WHAT THE EXERCISE ASKS »
Using the document excerpt below on move-out painting costs, explain in one to three sentences why the tenant does not repaint the shutters when leaving.

Third point: the rent deposit. It does not exceed three months’ rent and stays in an account in the tenant’s name (Art. 257e CO). It is released with both parties’ written agreement, a judgment or an unopposed payment order.

For a statement that holds: three reflexes

  1. A dated assessment, made soon after the return.
  2. Each item priced at residual value, not the price of new.
  3. The move-in inventory to hand, to compare before and after.

The cases that tip towards the tenant: colour, nicotine, holes

Some situations change things and can engage the tenant. Best to know them on both sides.

Colour first. Repainting walls in colour is a modification requiring the landlord’s written consent (Art. 260a CO). Without agreement, the tenant returns the original shade at their own cost before leaving. If the landlord consented in writing without reserving reinstatement, they can in principle no longer require it.

Nicotine next. Walls yellowed by smoke are treated in practice as excessive wear. The treatment, with an anti-nicotine primer, can then be charged to the tenant.

Plug holes last. In reasonable number and neatly filled, sanded and without any mark, they are normal use. ASLOCA Geneva sums it up: you “fill the holes but without repainting”. No text sets a permitted number of holes, so be wary of the figures that circulate.

For woodwork, the choice of finish matters too. The enamel of woodwork is not treated like wall dispersion, neither in lifespan nor in look.

On between-tenancy jobs, the same breakdown logic applies. We explain it in detail in repairs between tenants: who pays for what.

For property managers, Renovhome provides a reliable technical assessment and a clear breakdown of costs: upkeep on the landlord, share chargeable to the tenant, any insurance claim. That is what makes a statement readable and defensible. Discover our support for property managers in Geneva, or simply request a detailed quote.

André Brito Lobo, painter — Renovhome SA, Geneva For an assessment and a detailed quote that clarify your move-out statement: request a free quote.

Frequently asked questions

Key takeaways, in brief.

Who repaints the shutters, tenant or landlord?

Shutters and the external faces of window frames are part of the building envelope. Their upkeep is in principle the landlord's responsibility (Art. 256 CO), as the party who must keep the let property in good condition. The tenant therefore does not repaint the shutters when leaving, unless they caused specific damage exceeding normal use. Inside, by contrast, each case is read room by room, with the lease and the move-in inventory.

Does the tenant have to repaint before leaving?

No, not as a matter of principle. The tenant returns the home in the state resulting from use in accordance with the contract (Art. 267 para. 1 CO), not freshly repainted. Normal wear linked to time and careful use stays with the landlord. The tenant only has to repaint where they caused damage exceeding normal use, or where they applied a colour without the landlord's written consent.

Who repaints the front door?

Oil or synthetic paint on doors and door frames has an indicative lifespan of twenty years under the Joint Depreciation Table. As long as that period has not elapsed and no damage exceeds normal use, the tenant has nothing to repaint. If they genuinely damaged the door, their share is calculated at the residual value, taking the age of the paint into account.

If the paint is more than eight years old, does the tenant still pay for damage?

For dispersion paint on walls and ceilings, the indicative lifespan is eight years. Beyond that, the residual value is in principle nil. The tenant then owes nothing for that paint, even if the wall is damaged, because the lifespan had already elapsed. Before eight years, their share is calculated pro rata to the remaining years.

Can the property manager withhold the rent deposit for painting?

The rent deposit does not exceed three months' rent and stays in an account in the tenant's name (Art. 257e CO). It is released with both parties' written agreement, a court judgment or an unopposed payment order. The property manager therefore cannot keep it alone on its own decision. One year after the end of the lease, with no debt-collection or claim, the tenant can demand it back.

EXCERPTED RECORDS »
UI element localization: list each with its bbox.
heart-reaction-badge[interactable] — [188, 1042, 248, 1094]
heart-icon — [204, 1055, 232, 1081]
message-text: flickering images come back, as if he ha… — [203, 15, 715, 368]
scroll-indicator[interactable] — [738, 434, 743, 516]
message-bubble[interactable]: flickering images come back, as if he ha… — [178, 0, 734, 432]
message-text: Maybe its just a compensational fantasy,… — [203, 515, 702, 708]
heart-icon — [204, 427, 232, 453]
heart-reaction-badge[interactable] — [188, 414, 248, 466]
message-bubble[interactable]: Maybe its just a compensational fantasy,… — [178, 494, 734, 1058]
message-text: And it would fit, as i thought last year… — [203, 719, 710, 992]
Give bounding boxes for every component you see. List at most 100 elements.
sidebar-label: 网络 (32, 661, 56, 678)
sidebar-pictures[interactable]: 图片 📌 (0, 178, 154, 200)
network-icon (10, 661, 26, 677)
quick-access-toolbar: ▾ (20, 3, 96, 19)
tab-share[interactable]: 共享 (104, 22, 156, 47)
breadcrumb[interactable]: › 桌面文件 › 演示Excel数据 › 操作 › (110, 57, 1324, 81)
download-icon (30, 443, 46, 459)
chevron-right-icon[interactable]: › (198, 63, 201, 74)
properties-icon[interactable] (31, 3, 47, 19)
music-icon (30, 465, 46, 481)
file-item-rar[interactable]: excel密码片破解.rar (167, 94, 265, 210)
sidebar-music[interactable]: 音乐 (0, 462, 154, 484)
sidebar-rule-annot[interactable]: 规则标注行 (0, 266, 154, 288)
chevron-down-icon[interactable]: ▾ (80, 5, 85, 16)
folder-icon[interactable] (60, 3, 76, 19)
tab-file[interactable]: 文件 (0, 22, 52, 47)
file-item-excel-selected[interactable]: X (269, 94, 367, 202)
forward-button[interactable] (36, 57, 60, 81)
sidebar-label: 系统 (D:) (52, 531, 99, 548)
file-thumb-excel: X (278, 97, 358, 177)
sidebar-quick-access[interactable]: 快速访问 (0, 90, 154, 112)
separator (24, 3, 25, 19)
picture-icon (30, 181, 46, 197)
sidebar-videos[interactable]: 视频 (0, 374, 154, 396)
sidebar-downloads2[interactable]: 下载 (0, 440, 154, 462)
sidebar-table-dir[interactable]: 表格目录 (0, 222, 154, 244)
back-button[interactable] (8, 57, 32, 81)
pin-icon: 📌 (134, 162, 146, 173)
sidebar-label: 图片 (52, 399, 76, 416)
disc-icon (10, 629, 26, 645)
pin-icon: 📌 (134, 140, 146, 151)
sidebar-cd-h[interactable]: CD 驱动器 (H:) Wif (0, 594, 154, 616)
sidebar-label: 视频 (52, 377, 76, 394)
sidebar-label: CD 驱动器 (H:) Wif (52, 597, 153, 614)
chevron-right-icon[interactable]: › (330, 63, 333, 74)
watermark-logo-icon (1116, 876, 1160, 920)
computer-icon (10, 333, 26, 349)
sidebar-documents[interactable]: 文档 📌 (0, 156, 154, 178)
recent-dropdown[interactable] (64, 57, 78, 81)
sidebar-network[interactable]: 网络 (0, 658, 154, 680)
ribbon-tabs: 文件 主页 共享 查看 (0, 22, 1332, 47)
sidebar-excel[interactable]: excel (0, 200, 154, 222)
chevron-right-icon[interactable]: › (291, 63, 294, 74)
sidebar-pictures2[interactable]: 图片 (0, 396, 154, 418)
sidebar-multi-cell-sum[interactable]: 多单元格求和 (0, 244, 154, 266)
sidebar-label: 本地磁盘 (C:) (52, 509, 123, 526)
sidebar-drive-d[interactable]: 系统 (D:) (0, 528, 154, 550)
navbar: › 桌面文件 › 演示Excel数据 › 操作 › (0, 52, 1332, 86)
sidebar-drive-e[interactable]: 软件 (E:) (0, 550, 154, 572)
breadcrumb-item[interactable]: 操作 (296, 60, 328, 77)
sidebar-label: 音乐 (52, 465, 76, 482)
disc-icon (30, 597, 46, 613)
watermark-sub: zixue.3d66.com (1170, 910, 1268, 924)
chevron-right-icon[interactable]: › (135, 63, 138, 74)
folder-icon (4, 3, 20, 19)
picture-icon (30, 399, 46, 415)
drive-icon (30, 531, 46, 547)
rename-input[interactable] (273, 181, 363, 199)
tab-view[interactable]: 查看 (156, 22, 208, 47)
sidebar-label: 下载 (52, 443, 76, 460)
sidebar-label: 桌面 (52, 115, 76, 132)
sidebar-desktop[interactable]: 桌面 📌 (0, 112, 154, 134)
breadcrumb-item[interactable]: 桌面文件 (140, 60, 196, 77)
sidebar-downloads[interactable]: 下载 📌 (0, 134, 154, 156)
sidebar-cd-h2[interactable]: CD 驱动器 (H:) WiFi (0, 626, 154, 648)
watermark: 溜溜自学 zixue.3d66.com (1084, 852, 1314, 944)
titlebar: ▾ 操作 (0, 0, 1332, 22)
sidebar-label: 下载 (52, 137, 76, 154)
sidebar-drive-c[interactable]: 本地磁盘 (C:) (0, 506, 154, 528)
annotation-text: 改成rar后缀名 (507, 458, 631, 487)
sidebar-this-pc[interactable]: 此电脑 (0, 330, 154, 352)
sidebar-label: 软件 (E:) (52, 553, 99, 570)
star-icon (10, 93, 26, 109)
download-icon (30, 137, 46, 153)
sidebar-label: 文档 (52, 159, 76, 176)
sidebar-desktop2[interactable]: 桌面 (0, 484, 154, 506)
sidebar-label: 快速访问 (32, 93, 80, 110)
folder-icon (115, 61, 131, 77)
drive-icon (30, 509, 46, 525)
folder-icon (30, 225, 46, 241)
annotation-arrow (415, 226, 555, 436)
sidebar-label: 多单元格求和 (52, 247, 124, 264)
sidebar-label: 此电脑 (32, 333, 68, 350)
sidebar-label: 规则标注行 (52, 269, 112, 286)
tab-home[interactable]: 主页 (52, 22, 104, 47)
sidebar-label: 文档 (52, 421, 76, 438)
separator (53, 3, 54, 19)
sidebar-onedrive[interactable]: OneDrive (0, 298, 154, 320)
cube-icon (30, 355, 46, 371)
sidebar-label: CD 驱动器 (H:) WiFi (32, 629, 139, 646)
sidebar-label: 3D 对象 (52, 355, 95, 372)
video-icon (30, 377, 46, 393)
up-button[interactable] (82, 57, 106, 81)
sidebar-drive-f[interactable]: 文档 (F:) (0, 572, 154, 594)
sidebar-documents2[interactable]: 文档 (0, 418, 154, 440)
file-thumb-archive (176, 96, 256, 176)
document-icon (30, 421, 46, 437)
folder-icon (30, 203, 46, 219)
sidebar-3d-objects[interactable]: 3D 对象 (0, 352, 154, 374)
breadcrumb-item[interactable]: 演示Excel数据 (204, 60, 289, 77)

RESULT »
Shutters and the external faces of window frames are part of the building envelope, so their upkeep is in principle the landlord's responsibility (Art. 256 CO), as the party who must keep the let property in good condition. The tenant repaints them only if they caused specific damage exceeding normal use.